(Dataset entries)
++++
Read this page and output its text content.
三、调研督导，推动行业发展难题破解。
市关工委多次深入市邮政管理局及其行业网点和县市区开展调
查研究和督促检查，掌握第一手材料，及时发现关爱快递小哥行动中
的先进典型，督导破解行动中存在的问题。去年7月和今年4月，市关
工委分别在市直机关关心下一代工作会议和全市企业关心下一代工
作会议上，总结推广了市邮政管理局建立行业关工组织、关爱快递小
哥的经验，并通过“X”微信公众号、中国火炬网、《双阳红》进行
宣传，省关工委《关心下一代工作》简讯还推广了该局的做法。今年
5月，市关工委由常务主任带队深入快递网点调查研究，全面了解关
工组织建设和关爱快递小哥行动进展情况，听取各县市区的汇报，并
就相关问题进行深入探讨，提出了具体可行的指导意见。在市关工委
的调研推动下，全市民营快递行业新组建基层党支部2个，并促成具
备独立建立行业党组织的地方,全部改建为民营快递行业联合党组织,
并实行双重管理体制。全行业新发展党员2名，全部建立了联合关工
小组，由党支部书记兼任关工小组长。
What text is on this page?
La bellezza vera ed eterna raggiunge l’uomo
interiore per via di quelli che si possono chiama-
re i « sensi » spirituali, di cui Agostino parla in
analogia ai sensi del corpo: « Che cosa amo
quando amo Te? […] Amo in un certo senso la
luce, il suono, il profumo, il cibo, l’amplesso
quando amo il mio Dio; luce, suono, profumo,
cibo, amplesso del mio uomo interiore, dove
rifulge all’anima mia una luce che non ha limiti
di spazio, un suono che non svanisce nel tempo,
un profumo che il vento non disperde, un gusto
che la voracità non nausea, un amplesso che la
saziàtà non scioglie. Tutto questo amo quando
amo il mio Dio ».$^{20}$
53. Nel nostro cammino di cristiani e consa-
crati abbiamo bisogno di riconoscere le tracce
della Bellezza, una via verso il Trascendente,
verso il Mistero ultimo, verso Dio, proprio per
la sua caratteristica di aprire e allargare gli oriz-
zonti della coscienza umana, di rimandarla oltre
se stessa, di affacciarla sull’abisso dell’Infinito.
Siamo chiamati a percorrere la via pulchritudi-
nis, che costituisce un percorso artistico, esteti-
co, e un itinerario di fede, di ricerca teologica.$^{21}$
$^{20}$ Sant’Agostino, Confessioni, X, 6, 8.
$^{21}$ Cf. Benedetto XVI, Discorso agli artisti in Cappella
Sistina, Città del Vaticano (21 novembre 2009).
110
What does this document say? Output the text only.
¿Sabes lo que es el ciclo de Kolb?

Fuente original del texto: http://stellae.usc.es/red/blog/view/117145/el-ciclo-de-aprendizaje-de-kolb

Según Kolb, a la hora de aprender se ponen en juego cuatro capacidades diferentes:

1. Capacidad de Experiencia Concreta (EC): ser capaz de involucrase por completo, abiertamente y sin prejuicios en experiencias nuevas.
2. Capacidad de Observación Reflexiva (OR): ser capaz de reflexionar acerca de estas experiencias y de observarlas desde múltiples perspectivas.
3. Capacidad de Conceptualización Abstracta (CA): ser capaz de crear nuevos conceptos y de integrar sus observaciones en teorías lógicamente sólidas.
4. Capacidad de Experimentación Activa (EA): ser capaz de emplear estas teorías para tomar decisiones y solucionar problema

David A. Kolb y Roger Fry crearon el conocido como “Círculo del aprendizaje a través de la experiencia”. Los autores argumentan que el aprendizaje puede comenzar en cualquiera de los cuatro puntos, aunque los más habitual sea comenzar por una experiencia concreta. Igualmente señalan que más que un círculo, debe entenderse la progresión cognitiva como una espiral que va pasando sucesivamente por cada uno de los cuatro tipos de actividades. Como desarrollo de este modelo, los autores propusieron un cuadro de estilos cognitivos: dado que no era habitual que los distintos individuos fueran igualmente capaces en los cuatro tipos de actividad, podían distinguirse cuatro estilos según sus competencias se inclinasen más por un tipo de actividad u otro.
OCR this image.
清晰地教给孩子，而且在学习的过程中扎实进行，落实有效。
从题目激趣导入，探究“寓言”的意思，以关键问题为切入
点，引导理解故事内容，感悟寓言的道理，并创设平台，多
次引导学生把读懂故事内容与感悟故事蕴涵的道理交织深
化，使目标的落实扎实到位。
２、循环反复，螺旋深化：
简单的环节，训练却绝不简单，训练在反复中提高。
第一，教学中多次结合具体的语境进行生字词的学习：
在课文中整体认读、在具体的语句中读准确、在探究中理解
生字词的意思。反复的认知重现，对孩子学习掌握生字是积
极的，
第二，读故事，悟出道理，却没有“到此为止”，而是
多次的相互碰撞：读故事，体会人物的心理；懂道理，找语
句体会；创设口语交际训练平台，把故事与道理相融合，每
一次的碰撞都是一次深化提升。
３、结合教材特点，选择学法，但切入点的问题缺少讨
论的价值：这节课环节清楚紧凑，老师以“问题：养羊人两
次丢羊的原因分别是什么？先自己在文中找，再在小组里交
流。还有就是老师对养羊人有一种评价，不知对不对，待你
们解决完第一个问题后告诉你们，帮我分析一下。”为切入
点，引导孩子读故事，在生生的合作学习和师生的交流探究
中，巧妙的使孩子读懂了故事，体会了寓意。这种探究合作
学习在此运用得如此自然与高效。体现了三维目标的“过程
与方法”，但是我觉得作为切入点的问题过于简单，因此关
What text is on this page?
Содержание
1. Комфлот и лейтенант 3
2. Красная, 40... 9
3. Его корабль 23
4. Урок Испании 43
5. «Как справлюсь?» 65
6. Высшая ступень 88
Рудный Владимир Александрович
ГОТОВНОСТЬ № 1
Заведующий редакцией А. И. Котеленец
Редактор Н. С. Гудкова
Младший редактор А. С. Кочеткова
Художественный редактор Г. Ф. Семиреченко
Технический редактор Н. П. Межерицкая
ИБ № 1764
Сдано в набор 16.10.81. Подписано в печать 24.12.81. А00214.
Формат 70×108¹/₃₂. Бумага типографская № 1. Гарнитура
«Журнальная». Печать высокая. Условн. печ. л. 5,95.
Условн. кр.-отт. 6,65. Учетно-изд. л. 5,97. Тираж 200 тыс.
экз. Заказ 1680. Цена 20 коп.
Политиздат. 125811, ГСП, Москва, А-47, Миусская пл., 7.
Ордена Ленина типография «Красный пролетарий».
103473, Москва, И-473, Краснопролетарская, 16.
++++
What you are asked to do. Reproduce the complete set of lines precisely as supplied.

Exercise result.
Read this page and output its text content.
三、调研督导，推动行业发展难题破解。
市关工委多次深入市邮政管理局及其行业网点和县市区开展调
查研究和督促检查，掌握第一手材料，及时发现关爱快递小哥行动中
的先进典型，督导破解行动中存在的问题。去年7月和今年4月，市关
工委分别在市直机关关心下一代工作会议和全市企业关心下一代工
作会议上，总结推广了市邮政管理局建立行业关工组织、关爱快递小
哥的经验，并通过“X”微信公众号、中国火炬网、《双阳红》进行
宣传，省关工委《关心下一代工作》简讯还推广了该局的做法。今年
5月，市关工委由常务主任带队深入快递网点调查研究，全面了解关
工组织建设和关爱快递小哥行动进展情况，听取各县市区的汇报，并
就相关问题进行深入探讨，提出了具体可行的指导意见。在市关工委
的调研推动下，全市民营快递行业新组建基层党支部2个，并促成具
备独立建立行业党组织的地方,全部改建为民营快递行业联合党组织,
并实行双重管理体制。全行业新发展党员2名，全部建立了联合关工
小组，由党支部书记兼任关工小组长。
What text is on this page?
La bellezza vera ed eterna raggiunge l’uomo
interiore per via di quelli che si possono chiama-
re i « sensi » spirituali, di cui Agostino parla in
analogia ai sensi del corpo: « Che cosa amo
quando amo Te? […] Amo in un certo senso la
luce, il suono, il profumo, il cibo, l’amplesso
quando amo il mio Dio; luce, suono, profumo,
cibo, amplesso del mio uomo interiore, dove
rifulge all’anima mia una luce che non ha limiti
di spazio, un suono che non svanisce nel tempo,
un profumo che il vento non disperde, un gusto
che la voracità non nausea, un amplesso che la
saziàtà non scioglie. Tutto questo amo quando
amo il mio Dio ».$^{20}$
53. Nel nostro cammino di cristiani e consa-
crati abbiamo bisogno di riconoscere le tracce
della Bellezza, una via verso il Trascendente,
verso il Mistero ultimo, verso Dio, proprio per
la sua caratteristica di aprire e allargare gli oriz-
zonti della coscienza umana, di rimandarla oltre
se stessa, di affacciarla sull’abisso dell’Infinito.
Siamo chiamati a percorrere la via pulchritudi-
nis, che costituisce un percorso artistico, esteti-
co, e un itinerario di fede, di ricerca teologica.$^{21}$
$^{20}$ Sant’Agostino, Confessioni, X, 6, 8.
$^{21}$ Cf. Benedetto XVI, Discorso agli artisti in Cappella
Sistina, Città del Vaticano (21 novembre 2009).
110
What does this document say? Output the text only.
¿Sabes lo que es el ciclo de Kolb?

Fuente original del texto: http://stellae.usc.es/red/blog/view/117145/el-ciclo-de-aprendizaje-de-kolb

Según Kolb, a la hora de aprender se ponen en juego cuatro capacidades diferentes:

1. Capacidad de Experiencia Concreta (EC): ser capaz de involucrase por completo, abiertamente y sin prejuicios en experiencias nuevas.
2. Capacidad de Observación Reflexiva (OR): ser capaz de reflexionar acerca de estas experiencias y de observarlas desde múltiples perspectivas.
3. Capacidad de Conceptualización Abstracta (CA): ser capaz de crear nuevos conceptos y de integrar sus observaciones en teorías lógicamente sólidas.
4. Capacidad de Experimentación Activa (EA): ser capaz de emplear estas teorías para tomar decisiones y solucionar problema

David A. Kolb y Roger Fry crearon el conocido como “Círculo del aprendizaje a través de la experiencia”. Los autores argumentan que el aprendizaje puede comenzar en cualquiera de los cuatro puntos, aunque los más habitual sea comenzar por una experiencia concreta. Igualmente señalan que más que un círculo, debe entenderse la progresión cognitiva como una espiral que va pasando sucesivamente por cada uno de los cuatro tipos de actividades. Como desarrollo de este modelo, los autores propusieron un cuadro de estilos cognitivos: dado que no era habitual que los distintos individuos fueran igualmente capaces en los cuatro tipos de actividad, podían distinguirse cuatro estilos según sus competencias se inclinasen más por un tipo de actividad u otro.
OCR this image.
清晰地教给孩子，而且在学习的过程中扎实进行，落实有效。
从题目激趣导入，探究“寓言”的意思，以关键问题为切入
点，引导理解故事内容，感悟寓言的道理，并创设平台，多
次引导学生把读懂故事内容与感悟故事蕴涵的道理交织深
化，使目标的落实扎实到位。
２、循环反复，螺旋深化：
简单的环节，训练却绝不简单，训练在反复中提高。
第一，教学中多次结合具体的语境进行生字词的学习：
在课文中整体认读、在具体的语句中读准确、在探究中理解
生字词的意思。反复的认知重现，对孩子学习掌握生字是积
极的，
第二，读故事，悟出道理，却没有“到此为止”，而是
多次的相互碰撞：读故事，体会人物的心理；懂道理，找语
句体会；创设口语交际训练平台，把故事与道理相融合，每
一次的碰撞都是一次深化提升。
３、结合教材特点，选择学法，但切入点的问题缺少讨
论的价值：这节课环节清楚紧凑，老师以“问题：养羊人两
次丢羊的原因分别是什么？先自己在文中找，再在小组里交
流。还有就是老师对养羊人有一种评价，不知对不对，待你
们解决完第一个问题后告诉你们，帮我分析一下。”为切入
点，引导孩子读故事，在生生的合作学习和师生的交流探究
中，巧妙的使孩子读懂了故事，体会了寓意。这种探究合作
学习在此运用得如此自然与高效。体现了三维目标的“过程
与方法”，但是我觉得作为切入点的问题过于简单，因此关
What text is on this page?
Содержание
1. Комфлот и лейтенант 3
2. Красная, 40... 9
3. Его корабль 23
4. Урок Испании 43
5. «Как справлюсь?» 65
6. Высшая ступень 88
Рудный Владимир Александрович
ГОТОВНОСТЬ № 1
Заведующий редакцией А. И. Котеленец
Редактор Н. С. Гудкова
Младший редактор А. С. Кочеткова
Художественный редактор Г. Ф. Семиреченко
Технический редактор Н. П. Межерицкая
ИБ № 1764
Сдано в набор 16.10.81. Подписано в печать 24.12.81. А00214.
Формат 70×108¹/₃₂. Бумага типографская № 1. Гарнитура
«Журнальная». Печать высокая. Условн. печ. л. 5,95.
Условн. кр.-отт. 6,65. Учетно-изд. л. 5,97. Тираж 200 тыс.
экз. Заказ 1680. Цена 20 коп.
Политиздат. 125811, ГСП, Москва, А-47, Миусская пл., 7.
Ордена Ленина типография «Красный пролетарий».
103473, Москва, И-473, Краснопролетарская, 16.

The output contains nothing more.